WHAT IS EXPECTED = Select the lines below containing the word "Company".

DATA PROVIDED =
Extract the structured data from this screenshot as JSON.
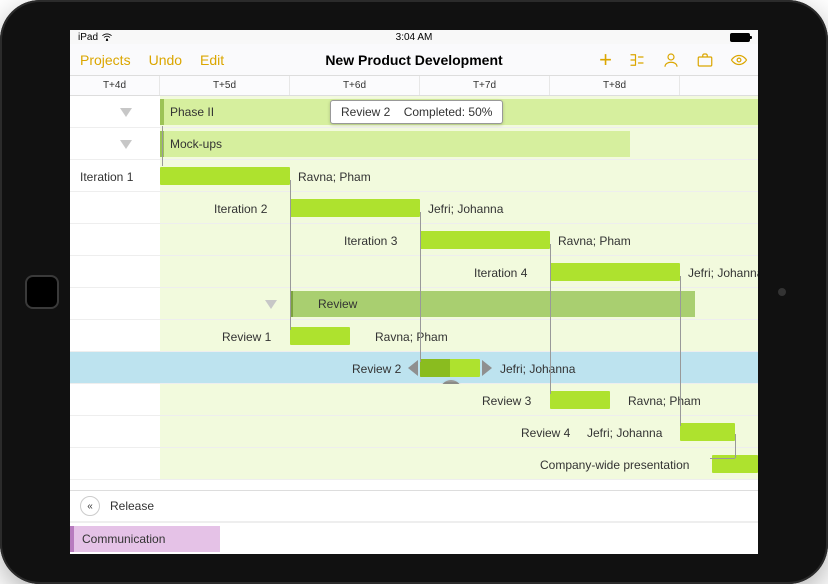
{
  "status": {
    "device": "iPad",
    "time": "3:04 AM"
  },
  "toolbar": {
    "projects": "Projects",
    "undo": "Undo",
    "edit": "Edit",
    "title": "New Product Development"
  },
  "timeline": {
    "days": [
      "T+4d",
      "T+5d",
      "T+6d",
      "T+7d",
      "T+8d"
    ]
  },
  "tooltip": {
    "task": "Review 2",
    "completed_label": "Completed:",
    "completed_value": "50%"
  },
  "rows": {
    "phase": "Phase II",
    "mockups": "Mock-ups",
    "iter1": {
      "name": "Iteration 1",
      "assignees": "Ravna; Pham"
    },
    "iter2": {
      "name": "Iteration 2",
      "assignees": "Jefri; Johanna"
    },
    "iter3": {
      "name": "Iteration 3",
      "assignees": "Ravna; Pham"
    },
    "iter4": {
      "name": "Iteration 4",
      "assignees": "Jefri; Johanna"
    },
    "reviewGroup": "Review",
    "rev1": {
      "name": "Review 1",
      "assignees": "Ravna; Pham"
    },
    "rev2": {
      "name": "Review 2",
      "assignees": "Jefri; Johanna"
    },
    "rev3": {
      "name": "Review 3",
      "assignees": "Ravna; Pham"
    },
    "rev4": {
      "name": "Review 4",
      "assignees": "Jefri; Johanna"
    },
    "presentation": "Company-wide presentation",
    "release": "Release",
    "communication": "Communication"
  },
  "chart_data": {
    "type": "gantt",
    "timescale": {
      "unit": "day",
      "start": 4,
      "end": 9
    },
    "selected": "rev2",
    "tasks": [
      {
        "id": "phase2",
        "name": "Phase II",
        "kind": "group",
        "start": 4.0,
        "end": 9.0
      },
      {
        "id": "mockups",
        "name": "Mock-ups",
        "kind": "group",
        "start": 4.0,
        "end": 8.0,
        "parent": "phase2"
      },
      {
        "id": "i1",
        "name": "Iteration 1",
        "kind": "task",
        "start": 4.0,
        "end": 5.0,
        "assignees": "Ravna; Pham",
        "parent": "mockups"
      },
      {
        "id": "i2",
        "name": "Iteration 2",
        "kind": "task",
        "start": 5.0,
        "end": 6.0,
        "assignees": "Jefri; Johanna",
        "parent": "mockups",
        "depends_on": "i1"
      },
      {
        "id": "i3",
        "name": "Iteration 3",
        "kind": "task",
        "start": 6.0,
        "end": 7.0,
        "assignees": "Ravna; Pham",
        "parent": "mockups",
        "depends_on": "i2"
      },
      {
        "id": "i4",
        "name": "Iteration 4",
        "kind": "task",
        "start": 7.0,
        "end": 8.0,
        "assignees": "Jefri; Johanna",
        "parent": "mockups",
        "depends_on": "i3"
      },
      {
        "id": "review",
        "name": "Review",
        "kind": "group",
        "start": 5.0,
        "end": 8.5,
        "parent": "phase2"
      },
      {
        "id": "r1",
        "name": "Review 1",
        "kind": "task",
        "start": 5.0,
        "end": 5.5,
        "assignees": "Ravna; Pham",
        "parent": "review",
        "depends_on": "i1"
      },
      {
        "id": "r2",
        "name": "Review 2",
        "kind": "task",
        "start": 6.0,
        "end": 6.5,
        "assignees": "Jefri; Johanna",
        "parent": "review",
        "depends_on": "i2",
        "progress": 0.5
      },
      {
        "id": "r3",
        "name": "Review 3",
        "kind": "task",
        "start": 7.0,
        "end": 7.5,
        "assignees": "Ravna; Pham",
        "parent": "review",
        "depends_on": "i3"
      },
      {
        "id": "r4",
        "name": "Review 4",
        "kind": "task",
        "start": 8.0,
        "end": 8.5,
        "assignees": "Jefri; Johanna",
        "parent": "review",
        "depends_on": "i4"
      },
      {
        "id": "pres",
        "name": "Company-wide presentation",
        "kind": "task",
        "start": 8.6,
        "end": 9.0,
        "parent": "phase2",
        "depends_on": "r4"
      },
      {
        "id": "release",
        "name": "Release",
        "kind": "group-collapsed"
      },
      {
        "id": "comm",
        "name": "Communication",
        "kind": "group-other",
        "end": 5.0
      }
    ]
  }
}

RESPONSE FOR THIS EXERCISE =
    "presentation": "Company-wide presentation",
        "name": "Company-wide presentation",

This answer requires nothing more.